_Supplied material_
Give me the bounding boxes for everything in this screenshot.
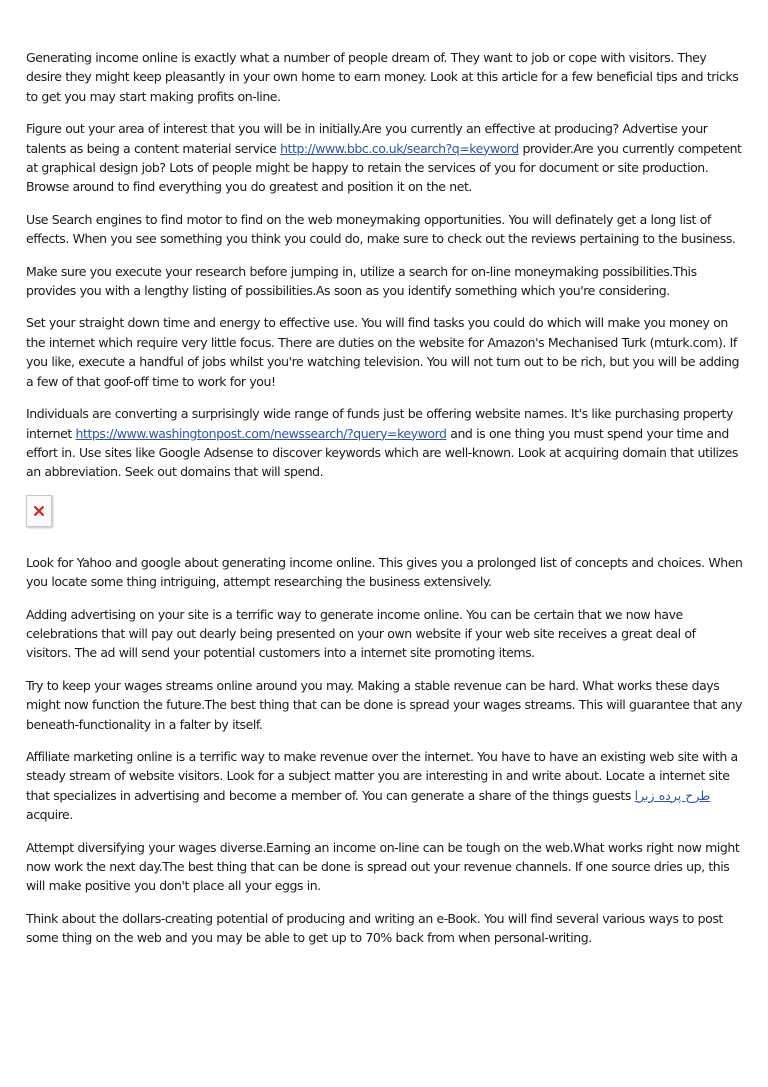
paragraph-12: Think about the dollars-creating potential of producing and writing an e-Book. You will find several various ways to post some thing on the web and you may be able to get up to 70% back from when personal-writing. — [26, 910, 723, 946]
paragraph-6: Individuals are converting a surprisingly wide range of funds just be offering website names. It's like purchasing property internet https://www.washingtonpost.com/newssearch/?query=keyword and is one thing you must spend your time and effort in. Use sites like Google Adsense to discover keywords which are well-known. Look at acquiring domain that utilizes an abbreviation. Seek out domains that will spend. — [26, 406, 738, 480]
link-washingtonpost-search[interactable]: https://www.washingtonpost.com/newssearch/?query=keyword — [75, 425, 447, 441]
paragraph-1: Generating income online is exactly what a number of people dream of. They want to job or cope with visitors. They desire they might keep pleasantly in your own home to earn money. Look at this article for a few beneficial tips and tricks to get you may start making profits on-line. — [26, 50, 739, 104]
paragraph-7: Look for Yahoo and google about generating income online. This gives you a prolonged list of concepts and choices. When you locate some thing intriguing, attempt researching the business extensively. — [26, 554, 743, 590]
paragraph-4: Make sure you execute your research before jumping in, utilize a search for on-line moneymaking possibilities.This provides you with a lengthy listing of possibilities.As soon as you identify something which you're considering. — [26, 263, 697, 299]
paragraph-2: Figure out your area of interest that you will be in initially.Are you currently an effective at producing? Advertise your talents as being a content material service http://www.bbc.co.uk/search?q=keyword provider.Are you currently competent at graphical design job? Lots of people might be happy to retain the services of you for document or site production. Browse around to find everything you do greatest and position it on the net. — [26, 121, 742, 195]
paragraph-3: Use Search engines to find motor to find on the web moneymaking opportunities. You will definately get a long list of effects. When you see something you think you could do, make sure to check out the reviews pertaining to the business. — [26, 211, 736, 247]
paragraph-11: Attempt diversifying your wages diverse.Earning an income on-line can be tough on the web.What works right now might now work the next day.The best thing that can be done is spread out your revenue channels. If one source dries up, this will make positive you don't place all your eggs in. — [26, 839, 740, 894]
paragraph-5: Set your straight down time and energy to effective use. You will find tasks you could do which will make you money on the internet which require very little focus. There are duties on the website for Amazon's Mechanised Turk (mturk.com). If you like, execute a handful of jobs whilst you're watching television. You will not turn out to be rich, but you will be adding a few of that goof-off time to work for you! — [26, 315, 740, 389]
link-bbc-search[interactable]: http://www.bbc.co.uk/search?q=keyword — [280, 140, 519, 156]
paragraph-9: Try to keep your wages streams online around you may. Making a stable revenue can be hard. What works these days might now function the future.The best thing that can be done is spread your wages streams. This will guarantee that any beneath-functionality in a falter by itself. — [26, 677, 743, 732]
paragraph-10: Affiliate marketing online is a terrific way to make revenue over the internet. You have to have an existing web site with a steady stream of website visitors. Look for a subject matter you are interesting in and write about. Locate a internet site that specializes in advertising and become a member of. You can generate a share of the things guests طرح پرده زبرا acquire. — [26, 748, 738, 823]
link-zebra-curtain[interactable]: طرح پرده زبرا — [634, 787, 711, 803]
document-page — [26, 48, 744, 961]
broken-image-icon — [26, 495, 52, 527]
paragraph-8: Adding advertising on your site is a terrific way to generate income online. You can be certain that we now have celebrations that will pay out dearly being presented on your own website if your web site receives a great deal of visitors. The ad will send your potential customers into a internet site promoting items. — [26, 606, 696, 661]
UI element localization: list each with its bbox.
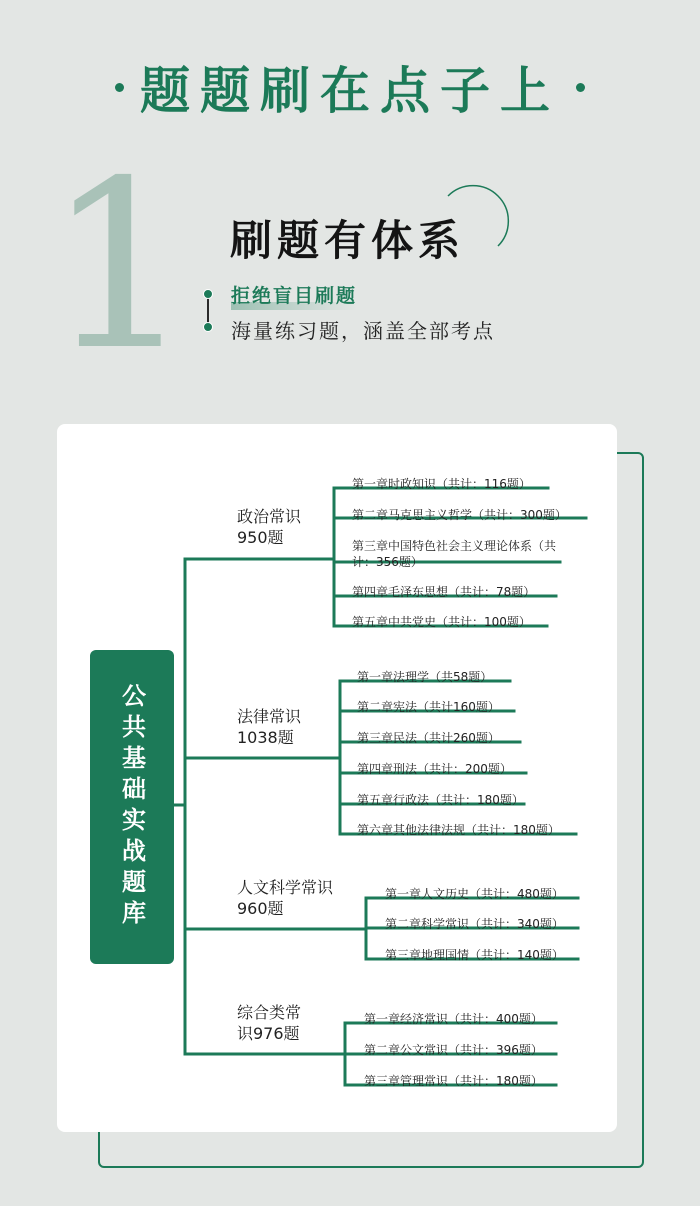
leaf-item: 第二章科学常识（共计：340题）	[385, 917, 564, 931]
section-title: 刷题有体系	[230, 216, 466, 265]
leaf-item: 第五章中共党史（共计：100题）	[352, 615, 531, 629]
leaf-item: 第三章地理国情（共计：140题）	[385, 948, 564, 962]
section-number: 1	[46, 131, 194, 401]
category-label: 法律常识 1038题	[237, 707, 302, 747]
leaf-item: 第二章公文常识（共计：396题）	[364, 1043, 543, 1057]
leaf-item: 第六章其他法律法规（共计：180题）	[357, 823, 560, 837]
mindmap-root	[90, 650, 174, 964]
section-subtitle: 海量练习题，涵盖全部考点	[231, 319, 495, 343]
leaf-item: 第二章马克思主义哲学（共计：300题）	[352, 508, 567, 522]
leaf-item: 第一章法理学（共58题）	[357, 670, 493, 684]
leaf-item: 第三章民法（共计260题）	[357, 731, 500, 745]
leaf-item: 第一章人文历史（共计：480题）	[385, 887, 564, 901]
category-label: 综合类常 识976题	[237, 1003, 302, 1043]
category-label: 政治常识 950题	[237, 507, 302, 547]
leaf-item: 第一章经济常识（共计：400题）	[364, 1012, 543, 1026]
leaf-item: 第三章中国特色社会主义理论体系（共计：356题）	[352, 539, 557, 569]
mindmap-root-label: 公共基础实战题库	[117, 683, 146, 931]
leaf-item: 第五章行政法（共计：180题）	[357, 793, 524, 807]
leaf-item: 第二章宪法（共计160题）	[357, 700, 500, 714]
leaf-item: 第四章刑法（共计：200题）	[357, 762, 512, 776]
section-subtitle-highlight: 拒绝盲目刷题	[231, 281, 357, 310]
page-title: 题题刷在点子上	[140, 61, 560, 120]
leaf-item: 第三章管理常识（共计：180题）	[364, 1074, 543, 1088]
leaf-item: 第一章时政知识（共计：116题）	[352, 477, 531, 491]
leaf-item: 第四章毛泽东思想（共计：78题）	[352, 585, 536, 599]
category-label: 人文科学常识 960题	[237, 878, 334, 918]
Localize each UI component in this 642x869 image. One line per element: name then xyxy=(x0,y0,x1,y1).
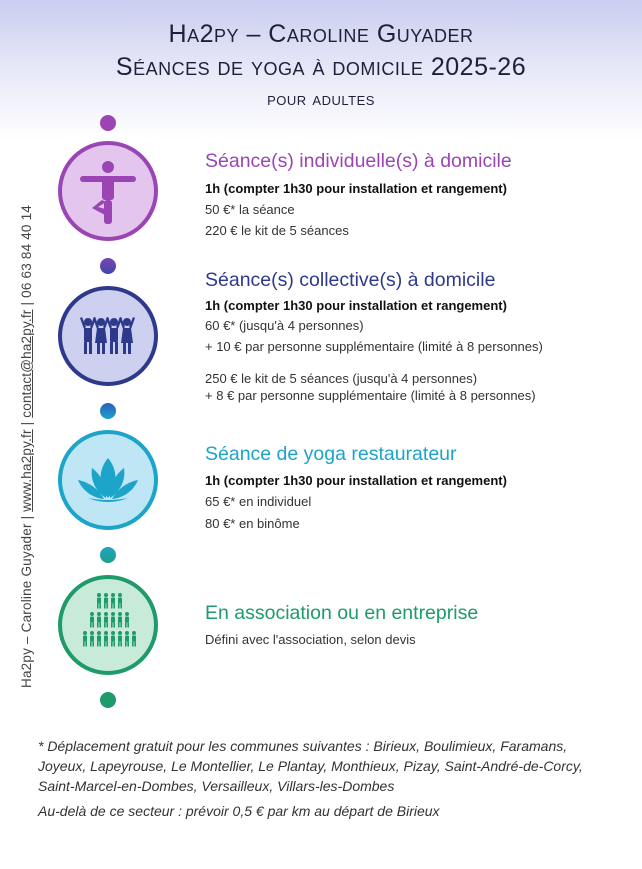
page-subtitle: Séances de yoga à domicile 2025-26 xyxy=(115,53,527,81)
collective-kit-extra-price: + 8 € par personne supplémentaire (limité à 8 personnes) xyxy=(205,388,536,403)
contact-name: Ha2py – Caroline Guyader xyxy=(19,523,34,688)
restaurative-section-title: Séance de yoga restaurateur xyxy=(205,443,457,465)
audience-label: pour adultes xyxy=(267,89,375,110)
collective-duration: 1h (compter 1h30 pour installation et rangement) xyxy=(205,298,507,313)
lotus-icon xyxy=(58,430,158,530)
collective-kit-price: 250 € le kit de 5 séances (jusqu'à 4 personnes) xyxy=(205,371,478,386)
email-link[interactable]: contact@ha2py.fr xyxy=(19,309,34,418)
separator: | xyxy=(19,297,34,310)
separator: | xyxy=(19,511,34,524)
timeline-dot xyxy=(100,403,116,419)
collective-price: 60 €* (jusqu'à 4 personnes) xyxy=(205,318,364,333)
timeline-dot xyxy=(100,115,116,131)
separator: | xyxy=(19,417,34,430)
restaurative-individual-price: 65 €* en individuel xyxy=(205,494,312,509)
yoga-tree-pose-icon xyxy=(58,141,158,241)
travel-footnote: * Déplacement gratuit pour les communes suivantes : Birieux, Boulimieux, Faramans, Joyeux, Lapeyrouse, Le Montellier, Le Plantay, Monthieux, Pizay, Saint-André-de-Corcy, Saint-Marcel-en-Dombes, Versailleux, Villars-les-Dombes xyxy=(38,738,583,794)
individual-duration: 1h (compter 1h30 pour installation et rangement) xyxy=(205,181,507,196)
restaurative-duration: 1h (compter 1h30 pour installation et rangement) xyxy=(205,473,507,488)
group-people-icon xyxy=(58,286,158,386)
page-title: Ha2py – Caroline Guyader xyxy=(168,20,474,48)
collective-extra-price: + 10 € par personne supplémentaire (limité à 8 personnes) xyxy=(205,339,543,354)
timeline-dot xyxy=(100,692,116,708)
timeline-dot xyxy=(100,547,116,563)
travel-extra-cost: Au-delà de ce secteur : prévoir 0,5 € par km au départ de Birieux xyxy=(38,803,440,819)
contact-sidebar xyxy=(19,128,34,688)
phone-number: 06 63 84 40 14 xyxy=(19,204,34,298)
individual-kit-price: 220 € le kit de 5 séances xyxy=(205,223,349,238)
website-link[interactable]: www.ha2py.fr xyxy=(19,429,34,512)
collective-section-title: Séance(s) collective(s) à domicile xyxy=(205,269,496,291)
association-detail: Défini avec l'association, selon devis xyxy=(205,632,416,647)
restaurative-pair-price: 80 €* en binôme xyxy=(205,516,300,531)
individual-section-title: Séance(s) individuelle(s) à domicile xyxy=(205,150,512,172)
crowd-pyramid-icon xyxy=(58,575,158,675)
individual-price: 50 €* la séance xyxy=(205,202,295,217)
association-section-title: En association ou en entreprise xyxy=(205,602,479,624)
timeline-dot xyxy=(100,258,116,274)
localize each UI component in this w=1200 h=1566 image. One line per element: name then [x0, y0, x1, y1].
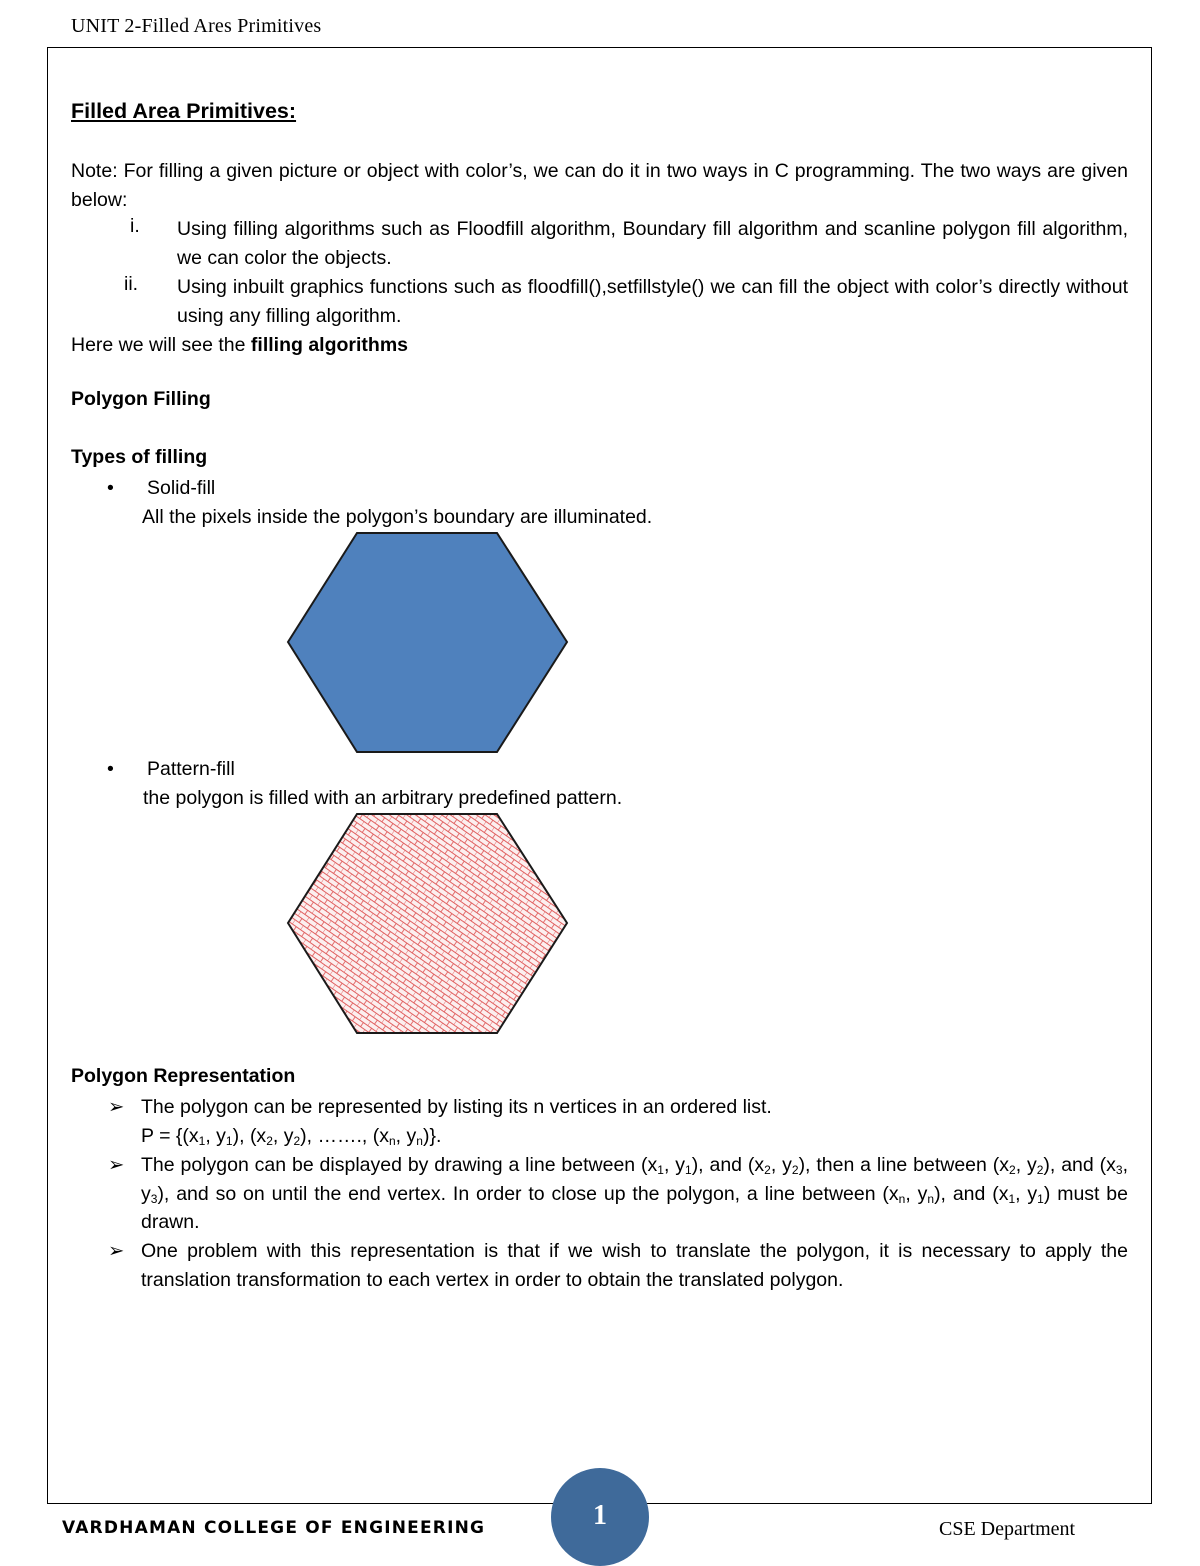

_Your instructions_
Copy out the entries word for word, starting at the line containing "917, 564, 931]" and ending at the line containing "319, 495, 343]", with both of those lines included.

_Exercise solution_
leaf-item: 第二章科学常识（共计：340题）	[385, 917, 564, 931]
section-title: 刷题有体系	[230, 216, 466, 265]
leaf-item: 第五章中共党史（共计：100题）	[352, 615, 531, 629]
leaf-item: 第三章地理国情（共计：140题）	[385, 948, 564, 962]
section-number: 1	[46, 131, 194, 401]
category-label: 法律常识 1038题	[237, 707, 302, 747]
leaf-item: 第二章公文常识（共计：396题）	[364, 1043, 543, 1057]
leaf-item: 第六章其他法律法规（共计：180题）	[357, 823, 560, 837]
mindmap-root	[90, 650, 174, 964]
section-subtitle: 海量练习题，涵盖全部考点	[231, 319, 495, 343]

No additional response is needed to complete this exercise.